**What you are asked to do:** Write out all entries word for word.

**Data lines:**
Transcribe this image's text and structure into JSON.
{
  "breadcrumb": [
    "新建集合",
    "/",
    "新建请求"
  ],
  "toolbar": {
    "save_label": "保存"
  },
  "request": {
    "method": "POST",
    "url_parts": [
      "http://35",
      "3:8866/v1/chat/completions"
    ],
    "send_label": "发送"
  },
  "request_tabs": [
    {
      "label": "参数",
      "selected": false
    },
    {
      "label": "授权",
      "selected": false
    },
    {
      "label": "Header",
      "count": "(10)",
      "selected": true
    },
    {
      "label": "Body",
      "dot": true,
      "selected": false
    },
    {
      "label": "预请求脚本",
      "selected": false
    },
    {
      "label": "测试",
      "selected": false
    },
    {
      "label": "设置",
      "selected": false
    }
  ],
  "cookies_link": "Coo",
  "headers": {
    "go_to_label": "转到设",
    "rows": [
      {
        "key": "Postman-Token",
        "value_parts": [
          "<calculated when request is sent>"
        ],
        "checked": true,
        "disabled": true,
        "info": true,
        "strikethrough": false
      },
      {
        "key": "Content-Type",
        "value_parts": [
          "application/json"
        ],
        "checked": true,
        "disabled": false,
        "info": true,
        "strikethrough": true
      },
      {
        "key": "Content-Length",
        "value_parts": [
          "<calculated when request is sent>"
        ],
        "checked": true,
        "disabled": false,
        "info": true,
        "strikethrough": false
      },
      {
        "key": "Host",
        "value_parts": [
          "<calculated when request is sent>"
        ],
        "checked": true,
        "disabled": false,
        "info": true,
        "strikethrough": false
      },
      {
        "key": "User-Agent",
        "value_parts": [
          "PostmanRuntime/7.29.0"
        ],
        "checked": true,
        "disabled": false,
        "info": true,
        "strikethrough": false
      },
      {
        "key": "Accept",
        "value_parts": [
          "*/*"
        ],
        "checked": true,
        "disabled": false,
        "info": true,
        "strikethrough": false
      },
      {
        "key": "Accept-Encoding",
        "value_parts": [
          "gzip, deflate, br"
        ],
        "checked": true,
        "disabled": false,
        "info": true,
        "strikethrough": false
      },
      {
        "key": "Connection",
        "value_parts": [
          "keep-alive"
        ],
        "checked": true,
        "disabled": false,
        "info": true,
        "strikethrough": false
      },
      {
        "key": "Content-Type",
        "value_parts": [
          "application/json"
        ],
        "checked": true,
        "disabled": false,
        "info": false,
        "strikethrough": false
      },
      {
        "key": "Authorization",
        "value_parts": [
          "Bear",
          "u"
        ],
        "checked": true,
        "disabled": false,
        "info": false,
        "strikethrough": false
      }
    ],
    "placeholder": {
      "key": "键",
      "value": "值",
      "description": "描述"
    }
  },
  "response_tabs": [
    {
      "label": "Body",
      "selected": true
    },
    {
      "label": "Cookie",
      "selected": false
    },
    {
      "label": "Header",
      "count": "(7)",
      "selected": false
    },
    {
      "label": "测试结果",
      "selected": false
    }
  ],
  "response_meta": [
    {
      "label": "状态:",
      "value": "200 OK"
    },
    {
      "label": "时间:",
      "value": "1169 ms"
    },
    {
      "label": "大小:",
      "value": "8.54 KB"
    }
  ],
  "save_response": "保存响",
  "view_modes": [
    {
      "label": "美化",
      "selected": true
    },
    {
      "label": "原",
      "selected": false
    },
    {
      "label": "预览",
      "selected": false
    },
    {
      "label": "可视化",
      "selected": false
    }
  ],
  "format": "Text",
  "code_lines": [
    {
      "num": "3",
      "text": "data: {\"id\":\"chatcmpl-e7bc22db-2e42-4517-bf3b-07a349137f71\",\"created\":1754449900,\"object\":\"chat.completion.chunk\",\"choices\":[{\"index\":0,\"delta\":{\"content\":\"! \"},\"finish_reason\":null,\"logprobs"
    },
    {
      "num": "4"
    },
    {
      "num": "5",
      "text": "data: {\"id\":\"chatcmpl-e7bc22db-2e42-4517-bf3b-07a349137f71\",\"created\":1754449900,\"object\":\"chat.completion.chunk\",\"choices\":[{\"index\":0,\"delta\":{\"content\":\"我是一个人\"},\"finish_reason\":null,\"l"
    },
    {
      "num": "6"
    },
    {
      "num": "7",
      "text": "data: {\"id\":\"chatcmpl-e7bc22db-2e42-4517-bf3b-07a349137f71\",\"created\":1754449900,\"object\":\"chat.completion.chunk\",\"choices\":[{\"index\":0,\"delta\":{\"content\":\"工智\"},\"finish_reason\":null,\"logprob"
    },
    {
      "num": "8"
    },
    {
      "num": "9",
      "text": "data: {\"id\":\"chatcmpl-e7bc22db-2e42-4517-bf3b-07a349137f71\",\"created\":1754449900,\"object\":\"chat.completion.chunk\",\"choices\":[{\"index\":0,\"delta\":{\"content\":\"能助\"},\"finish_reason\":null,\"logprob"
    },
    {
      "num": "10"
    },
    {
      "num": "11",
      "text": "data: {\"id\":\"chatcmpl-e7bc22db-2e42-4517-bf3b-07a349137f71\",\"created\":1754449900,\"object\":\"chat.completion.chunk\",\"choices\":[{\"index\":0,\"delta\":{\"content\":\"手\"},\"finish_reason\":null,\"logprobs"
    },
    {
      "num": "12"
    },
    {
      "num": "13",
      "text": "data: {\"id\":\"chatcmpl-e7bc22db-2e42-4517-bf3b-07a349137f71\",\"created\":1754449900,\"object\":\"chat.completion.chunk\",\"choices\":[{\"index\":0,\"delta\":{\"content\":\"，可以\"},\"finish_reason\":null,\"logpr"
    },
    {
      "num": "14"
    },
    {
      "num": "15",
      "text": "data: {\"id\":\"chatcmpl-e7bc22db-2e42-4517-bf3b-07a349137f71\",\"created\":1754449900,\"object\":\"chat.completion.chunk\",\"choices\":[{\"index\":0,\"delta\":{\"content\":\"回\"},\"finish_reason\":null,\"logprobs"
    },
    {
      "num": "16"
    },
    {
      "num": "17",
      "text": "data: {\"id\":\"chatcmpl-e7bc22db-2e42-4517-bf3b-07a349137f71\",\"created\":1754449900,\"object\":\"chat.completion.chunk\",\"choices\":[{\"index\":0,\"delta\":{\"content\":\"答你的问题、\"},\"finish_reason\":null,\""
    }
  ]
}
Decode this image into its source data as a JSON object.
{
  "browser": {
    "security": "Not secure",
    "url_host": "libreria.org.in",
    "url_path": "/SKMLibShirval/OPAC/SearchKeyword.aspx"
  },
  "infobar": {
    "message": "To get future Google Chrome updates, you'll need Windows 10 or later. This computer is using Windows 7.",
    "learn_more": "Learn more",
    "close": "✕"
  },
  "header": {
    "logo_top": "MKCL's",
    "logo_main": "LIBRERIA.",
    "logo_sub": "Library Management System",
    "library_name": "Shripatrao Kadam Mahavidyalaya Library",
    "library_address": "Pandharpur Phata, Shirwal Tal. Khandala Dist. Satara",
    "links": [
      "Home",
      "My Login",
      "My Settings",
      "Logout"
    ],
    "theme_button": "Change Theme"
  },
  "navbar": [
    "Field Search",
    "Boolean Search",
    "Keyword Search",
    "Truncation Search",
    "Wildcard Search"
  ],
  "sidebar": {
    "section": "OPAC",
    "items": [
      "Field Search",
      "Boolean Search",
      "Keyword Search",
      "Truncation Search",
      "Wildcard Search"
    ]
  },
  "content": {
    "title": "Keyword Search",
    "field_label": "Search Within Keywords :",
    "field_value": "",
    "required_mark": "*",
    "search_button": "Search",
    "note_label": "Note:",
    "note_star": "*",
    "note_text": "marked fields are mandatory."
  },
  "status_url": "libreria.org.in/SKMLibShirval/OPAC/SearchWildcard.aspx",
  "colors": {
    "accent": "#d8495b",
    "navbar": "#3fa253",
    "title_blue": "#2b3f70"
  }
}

**Task solution:**
Transcribe this image's text and structure into JSON.
{
  "breadcrumb": [
    "新建集合",
    "/",
    "新建请求"
  ],
  "toolbar": {
    "save_label": "保存"
  },
  "request": {
    "method": "POST",
    "url_parts": [
      "http://35",
      "3:8866/v1/chat/completions"
    ],
    "send_label": "发送"
  },
  "request_tabs": [
    {
      "label": "参数",
      "selected": false
    },
    {
      "label": "授权",
      "selected": false
    },
    {
      "label": "Header",
      "count": "(10)",
      "selected": true
    },
    {
      "label": "Body",
      "dot": true,
      "selected": false
    },
    {
      "label": "预请求脚本",
      "selected": false
    },
    {
      "label": "测试",
      "selected": false
    },
    {
      "label": "设置",
      "selected": false
    }
  ],
  "cookies_link": "Coo",
  "headers": {
    "go_to_label": "转到设",
    "rows": [
      {
        "key": "Postman-Token",
        "value_parts": [
          "<calculated when request is sent>"
        ],
        "checked": true,
        "disabled": true,
        "info": true,
        "strikethrough": false
      },
      {
        "key": "Content-Type",
        "value_parts": [
          "application/json"
        ],
        "checked": true,
        "disabled": false,
        "info": true,
        "strikethrough": true
      },
      {
        "key": "Content-Length",
        "value_parts": [
          "<calculated when request is sent>"
        ],
        "checked": true,
        "disabled": false,
        "info": true,
        "strikethrough": false
      },
      {
        "key": "Host",
        "value_parts": [
          "<calculated when request is sent>"
        ],
        "checked": true,
        "disabled": false,
        "info": true,
        "strikethrough": false
      },
      {
        "key": "User-Agent",
        "value_parts": [
          "PostmanRuntime/7.29.0"
        ],
        "checked": true,
        "disabled": false,
        "info": true,
        "strikethrough": false
      },
      {
        "key": "Accept",
        "value_parts": [
          "*/*"
        ],
        "checked": true,
        "disabled": false,
        "info": true,
        "strikethrough": false
      },
      {
        "key": "Accept-Encoding",
        "value_parts": [
          "gzip, deflate, br"
        ],
        "checked": true,
        "disabled": false,
        "info": true,
        "strikethrough": false
      },
      {
        "key": "Connection",
        "value_parts": [
          "keep-alive"
        ],
        "checked": true,
        "disabled": false,
        "info": true,
        "strikethrough": false
      },
      {
        "key": "Content-Type",
        "value_parts": [
          "application/json"
        ],
        "checked": true,
        "disabled": false,
        "info": false,
        "strikethrough": false
      },
      {
        "key": "Authorization",
        "value_parts": [
          "Bear",
          "u"
        ],
        "checked": true,
        "disabled": false,
        "info": false,
        "strikethrough": false
      }
    ],
    "placeholder": {
      "key": "键",
      "value": "值",
      "description": "描述"
    }
  },
  "response_tabs": [
    {
      "label": "Body",
      "selected": true
    },
    {
      "label": "Cookie",
      "selected": false
    },
    {
      "label": "Header",
      "count": "(7)",
      "selected": false
    },
    {
      "label": "测试结果",
      "selected": false
    }
  ],
  "response_meta": [
    {
      "label": "状态:",
      "value": "200 OK"
    },
    {
      "label": "时间:",
      "value": "1169 ms"
    },
    {
      "label": "大小:",
      "value": "8.54 KB"
    }
  ],
  "save_response": "保存响",
  "view_modes": [
    {
      "label": "美化",
      "selected": true
    },
    {
      "label": "原",
      "selected": false
    },
    {
      "label": "预览",
      "selected": false
    },
    {
      "label": "可视化",
      "selected": false
    }
  ],
  "format": "Text",
  "code_lines": [
    {
      "num": "3",
      "text": "data: {\"id\":\"chatcmpl-e7bc22db-2e42-4517-bf3b-07a349137f71\",\"created\":1754449900,\"object\":\"chat.completion.chunk\",\"choices\":[{\"index\":0,\"delta\":{\"content\":\"! \"},\"finish_reason\":null,\"logprobs"
    },
    {
      "num": "4"
    },
    {
      "num": "5",
      "text": "data: {\"id\":\"chatcmpl-e7bc22db-2e42-4517-bf3b-07a349137f71\",\"created\":1754449900,\"object\":\"chat.completion.chunk\",\"choices\":[{\"index\":0,\"delta\":{\"content\":\"我是一个人\"},\"finish_reason\":null,\"l"
    },
    {
      "num": "6"
    },
    {
      "num": "7",
      "text": "data: {\"id\":\"chatcmpl-e7bc22db-2e42-4517-bf3b-07a349137f71\",\"created\":1754449900,\"object\":\"chat.completion.chunk\",\"choices\":[{\"index\":0,\"delta\":{\"content\":\"工智\"},\"finish_reason\":null,\"logprob"
    },
    {
      "num": "8"
    },
    {
      "num": "9",
      "text": "data: {\"id\":\"chatcmpl-e7bc22db-2e42-4517-bf3b-07a349137f71\",\"created\":1754449900,\"object\":\"chat.completion.chunk\",\"choices\":[{\"index\":0,\"delta\":{\"content\":\"能助\"},\"finish_reason\":null,\"logprob"
    },
    {
      "num": "10"
    },
    {
      "num": "11",
      "text": "data: {\"id\":\"chatcmpl-e7bc22db-2e42-4517-bf3b-07a349137f71\",\"created\":1754449900,\"object\":\"chat.completion.chunk\",\"choices\":[{\"index\":0,\"delta\":{\"content\":\"手\"},\"finish_reason\":null,\"logprobs"
    },
    {
      "num": "12"
    },
    {
      "num": "13",
      "text": "data: {\"id\":\"chatcmpl-e7bc22db-2e42-4517-bf3b-07a349137f71\",\"created\":1754449900,\"object\":\"chat.completion.chunk\",\"choices\":[{\"index\":0,\"delta\":{\"content\":\"，可以\"},\"finish_reason\":null,\"logpr"
    },
    {
      "num": "14"
    },
    {
      "num": "15",
      "text": "data: {\"id\":\"chatcmpl-e7bc22db-2e42-4517-bf3b-07a349137f71\",\"created\":1754449900,\"object\":\"chat.completion.chunk\",\"choices\":[{\"index\":0,\"delta\":{\"content\":\"回\"},\"finish_reason\":null,\"logprobs"
    },
    {
      "num": "16"
    },
    {
      "num": "17",
      "text": "data: {\"id\":\"chatcmpl-e7bc22db-2e42-4517-bf3b-07a349137f71\",\"created\":1754449900,\"object\":\"chat.completion.chunk\",\"choices\":[{\"index\":0,\"delta\":{\"content\":\"答你的问题、\"},\"finish_reason\":null,\""
    }
  ]
}
Decode this image into its source data as a JSON object.
{
  "browser": {
    "security": "Not secure",
    "url_host": "libreria.org.in",
    "url_path": "/SKMLibShirval/OPAC/SearchKeyword.aspx"
  },
  "infobar": {
    "message": "To get future Google Chrome updates, you'll need Windows 10 or later. This computer is using Windows 7.",
    "learn_more": "Learn more",
    "close": "✕"
  },
  "header": {
    "logo_top": "MKCL's",
    "logo_main": "LIBRERIA.",
    "logo_sub": "Library Management System",
    "library_name": "Shripatrao Kadam Mahavidyalaya Library",
    "library_address": "Pandharpur Phata, Shirwal Tal. Khandala Dist. Satara",
    "links": [
      "Home",
      "My Login",
      "My Settings",
      "Logout"
    ],
    "theme_button": "Change Theme"
  },
  "navbar": [
    "Field Search",
    "Boolean Search",
    "Keyword Search",
    "Truncation Search",
    "Wildcard Search"
  ],
  "sidebar": {
    "section": "OPAC",
    "items": [
      "Field Search",
      "Boolean Search",
      "Keyword Search",
      "Truncation Search",
      "Wildcard Search"
    ]
  },
  "content": {
    "title": "Keyword Search",
    "field_label": "Search Within Keywords :",
    "field_value": "",
    "required_mark": "*",
    "search_button": "Search",
    "note_label": "Note:",
    "note_star": "*",
    "note_text": "marked fields are mandatory."
  },
  "status_url": "libreria.org.in/SKMLibShirval/OPAC/SearchWildcard.aspx",
  "colors": {
    "accent": "#d8495b",
    "navbar": "#3fa253",
    "title_blue": "#2b3f70"
  }
}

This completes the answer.